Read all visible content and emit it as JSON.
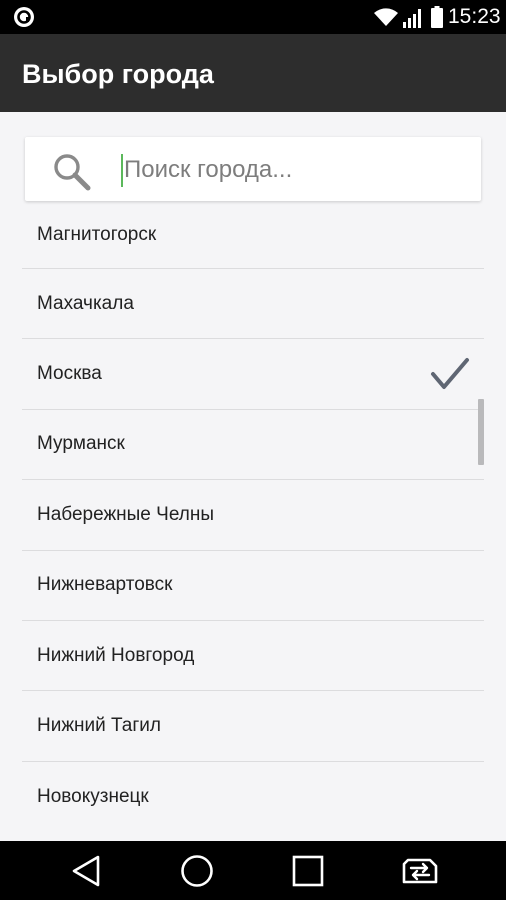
{
  "status_bar": {
    "time": "15:23",
    "icons": [
      "app-notification-icon",
      "wifi-icon",
      "signal-icon",
      "battery-icon"
    ]
  },
  "app_bar": {
    "title": "Выбор города"
  },
  "search": {
    "placeholder": "Поиск города...",
    "value": "",
    "icon": "search-icon"
  },
  "cities": [
    {
      "name": "Магнитогорск",
      "selected": false
    },
    {
      "name": "Махачкала",
      "selected": false
    },
    {
      "name": "Москва",
      "selected": true
    },
    {
      "name": "Мурманск",
      "selected": false
    },
    {
      "name": "Набережные Челны",
      "selected": false
    },
    {
      "name": "Нижневартовск",
      "selected": false
    },
    {
      "name": "Нижний Новгород",
      "selected": false
    },
    {
      "name": "Нижний Тагил",
      "selected": false
    },
    {
      "name": "Новокузнецк",
      "selected": false
    }
  ],
  "nav_bar": {
    "buttons": [
      "back-icon",
      "home-icon",
      "recents-icon",
      "switch-sim-icon"
    ]
  },
  "colors": {
    "app_bar_bg": "#2d2d2d",
    "list_bg": "#f5f5f7",
    "check_color": "#5f6673",
    "cursor_color": "#5bb85b"
  }
}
◇ ◇ ◇
All lines of the data above that include the word "Нижний" must be shown.

#### Answer to this task
      "name": "Нижний Новгород",
      "name": "Нижний Тагил",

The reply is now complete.